START Recorded data
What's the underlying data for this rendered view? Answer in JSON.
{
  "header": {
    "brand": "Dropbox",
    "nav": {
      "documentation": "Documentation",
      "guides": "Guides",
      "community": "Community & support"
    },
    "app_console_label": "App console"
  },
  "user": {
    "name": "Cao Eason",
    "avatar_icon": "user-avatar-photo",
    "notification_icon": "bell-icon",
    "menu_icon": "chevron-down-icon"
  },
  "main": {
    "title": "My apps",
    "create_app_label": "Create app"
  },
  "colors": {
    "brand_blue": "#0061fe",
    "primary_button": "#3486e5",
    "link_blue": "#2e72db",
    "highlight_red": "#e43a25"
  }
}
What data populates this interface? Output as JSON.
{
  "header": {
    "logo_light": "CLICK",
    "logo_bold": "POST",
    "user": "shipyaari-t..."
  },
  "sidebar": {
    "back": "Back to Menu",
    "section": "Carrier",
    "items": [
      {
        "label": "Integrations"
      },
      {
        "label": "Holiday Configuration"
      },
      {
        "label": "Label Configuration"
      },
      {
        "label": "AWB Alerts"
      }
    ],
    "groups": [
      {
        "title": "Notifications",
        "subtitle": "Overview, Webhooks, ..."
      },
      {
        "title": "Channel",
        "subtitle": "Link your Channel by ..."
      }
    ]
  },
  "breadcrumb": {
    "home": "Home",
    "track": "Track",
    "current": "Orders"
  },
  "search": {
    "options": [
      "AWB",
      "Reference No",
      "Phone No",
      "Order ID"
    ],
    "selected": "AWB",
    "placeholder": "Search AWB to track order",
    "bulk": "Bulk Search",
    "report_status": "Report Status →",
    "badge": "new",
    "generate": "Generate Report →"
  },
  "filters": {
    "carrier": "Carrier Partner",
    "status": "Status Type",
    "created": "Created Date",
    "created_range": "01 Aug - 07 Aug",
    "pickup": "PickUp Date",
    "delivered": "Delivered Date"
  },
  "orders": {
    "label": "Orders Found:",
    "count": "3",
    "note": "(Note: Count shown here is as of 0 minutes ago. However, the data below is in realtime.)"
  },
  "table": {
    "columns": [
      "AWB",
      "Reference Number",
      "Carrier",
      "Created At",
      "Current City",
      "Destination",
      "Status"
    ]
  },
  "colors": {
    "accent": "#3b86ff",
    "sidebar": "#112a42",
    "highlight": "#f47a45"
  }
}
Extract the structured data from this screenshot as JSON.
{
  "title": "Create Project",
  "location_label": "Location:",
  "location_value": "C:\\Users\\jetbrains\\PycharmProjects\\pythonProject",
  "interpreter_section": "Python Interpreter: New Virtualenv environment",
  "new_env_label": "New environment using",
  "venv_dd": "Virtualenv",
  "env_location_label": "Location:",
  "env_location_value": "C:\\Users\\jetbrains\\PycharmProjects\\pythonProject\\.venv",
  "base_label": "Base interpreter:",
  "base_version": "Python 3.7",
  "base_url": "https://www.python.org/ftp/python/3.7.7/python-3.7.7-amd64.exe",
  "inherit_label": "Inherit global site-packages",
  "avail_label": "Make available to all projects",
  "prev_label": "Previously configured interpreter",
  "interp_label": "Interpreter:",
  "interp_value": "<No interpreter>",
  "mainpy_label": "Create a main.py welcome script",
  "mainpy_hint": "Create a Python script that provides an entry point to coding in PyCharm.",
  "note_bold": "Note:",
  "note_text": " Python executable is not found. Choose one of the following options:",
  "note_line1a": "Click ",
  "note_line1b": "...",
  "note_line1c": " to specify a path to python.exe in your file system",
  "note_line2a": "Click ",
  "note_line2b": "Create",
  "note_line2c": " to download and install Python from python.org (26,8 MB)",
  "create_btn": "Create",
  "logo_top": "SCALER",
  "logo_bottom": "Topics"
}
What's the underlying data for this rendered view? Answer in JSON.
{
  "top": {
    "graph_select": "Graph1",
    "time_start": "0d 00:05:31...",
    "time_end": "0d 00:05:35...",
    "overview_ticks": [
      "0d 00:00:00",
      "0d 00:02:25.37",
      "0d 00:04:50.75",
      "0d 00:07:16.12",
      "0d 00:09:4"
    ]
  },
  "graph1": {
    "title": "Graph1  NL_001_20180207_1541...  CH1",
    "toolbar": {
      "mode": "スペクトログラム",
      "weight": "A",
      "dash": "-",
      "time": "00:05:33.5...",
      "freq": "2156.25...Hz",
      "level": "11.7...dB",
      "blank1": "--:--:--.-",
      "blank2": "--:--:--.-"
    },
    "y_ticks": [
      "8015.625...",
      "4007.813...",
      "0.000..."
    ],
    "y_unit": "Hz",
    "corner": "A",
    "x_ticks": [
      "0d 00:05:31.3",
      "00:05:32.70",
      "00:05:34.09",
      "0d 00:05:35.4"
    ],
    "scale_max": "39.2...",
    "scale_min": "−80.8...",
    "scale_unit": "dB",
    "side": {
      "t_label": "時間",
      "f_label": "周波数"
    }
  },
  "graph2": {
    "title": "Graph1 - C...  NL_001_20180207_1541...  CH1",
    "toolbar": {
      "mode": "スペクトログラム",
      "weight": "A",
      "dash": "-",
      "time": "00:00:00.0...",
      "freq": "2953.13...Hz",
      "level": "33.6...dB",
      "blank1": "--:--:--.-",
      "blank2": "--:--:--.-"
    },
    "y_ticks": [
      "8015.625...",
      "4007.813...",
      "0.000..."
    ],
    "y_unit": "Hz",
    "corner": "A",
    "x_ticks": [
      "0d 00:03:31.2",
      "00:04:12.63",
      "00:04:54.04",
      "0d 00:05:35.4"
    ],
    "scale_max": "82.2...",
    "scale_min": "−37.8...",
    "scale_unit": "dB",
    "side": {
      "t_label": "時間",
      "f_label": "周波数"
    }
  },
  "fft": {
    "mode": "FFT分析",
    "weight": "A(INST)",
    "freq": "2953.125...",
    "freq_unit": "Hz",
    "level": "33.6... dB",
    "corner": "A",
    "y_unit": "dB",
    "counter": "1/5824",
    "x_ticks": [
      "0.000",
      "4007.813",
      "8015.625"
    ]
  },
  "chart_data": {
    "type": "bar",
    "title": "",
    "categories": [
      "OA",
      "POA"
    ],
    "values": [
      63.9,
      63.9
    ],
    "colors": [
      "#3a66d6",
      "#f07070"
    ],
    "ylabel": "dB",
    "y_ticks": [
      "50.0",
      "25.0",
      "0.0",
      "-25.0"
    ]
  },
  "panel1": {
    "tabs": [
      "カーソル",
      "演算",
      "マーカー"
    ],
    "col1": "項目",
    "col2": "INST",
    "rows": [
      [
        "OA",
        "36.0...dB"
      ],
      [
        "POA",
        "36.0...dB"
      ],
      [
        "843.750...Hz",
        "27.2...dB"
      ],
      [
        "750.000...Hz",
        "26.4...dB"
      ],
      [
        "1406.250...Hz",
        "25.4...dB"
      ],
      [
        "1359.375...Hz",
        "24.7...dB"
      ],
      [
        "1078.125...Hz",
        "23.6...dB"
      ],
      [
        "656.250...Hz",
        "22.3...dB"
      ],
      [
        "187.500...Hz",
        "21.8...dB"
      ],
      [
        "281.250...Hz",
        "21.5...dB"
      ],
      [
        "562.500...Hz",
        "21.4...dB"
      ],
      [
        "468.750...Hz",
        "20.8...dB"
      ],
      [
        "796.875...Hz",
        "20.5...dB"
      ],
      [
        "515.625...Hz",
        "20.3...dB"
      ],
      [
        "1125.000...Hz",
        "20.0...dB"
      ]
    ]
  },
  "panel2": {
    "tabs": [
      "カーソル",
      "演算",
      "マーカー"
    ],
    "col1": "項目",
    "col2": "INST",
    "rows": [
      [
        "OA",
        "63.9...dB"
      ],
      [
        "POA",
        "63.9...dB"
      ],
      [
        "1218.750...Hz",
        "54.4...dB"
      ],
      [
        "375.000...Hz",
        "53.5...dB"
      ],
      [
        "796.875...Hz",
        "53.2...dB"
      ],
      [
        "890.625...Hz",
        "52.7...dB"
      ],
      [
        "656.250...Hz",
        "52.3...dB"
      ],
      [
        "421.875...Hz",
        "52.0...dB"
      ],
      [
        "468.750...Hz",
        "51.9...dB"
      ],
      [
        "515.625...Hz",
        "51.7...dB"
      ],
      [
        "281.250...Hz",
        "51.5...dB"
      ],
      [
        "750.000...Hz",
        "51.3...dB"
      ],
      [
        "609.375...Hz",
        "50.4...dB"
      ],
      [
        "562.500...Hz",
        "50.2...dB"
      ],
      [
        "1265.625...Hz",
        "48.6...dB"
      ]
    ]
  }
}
END Recorded data
-- Instructions for the task --
Read the entries and pick out all lines that include the word "jetbrains".

-- Task answer --
  "location_value": "C:\\Users\\jetbrains\\PycharmProjects\\pythonProject",
  "env_location_value": "C:\\Users\\jetbrains\\PycharmProjects\\pythonProject\\.venv",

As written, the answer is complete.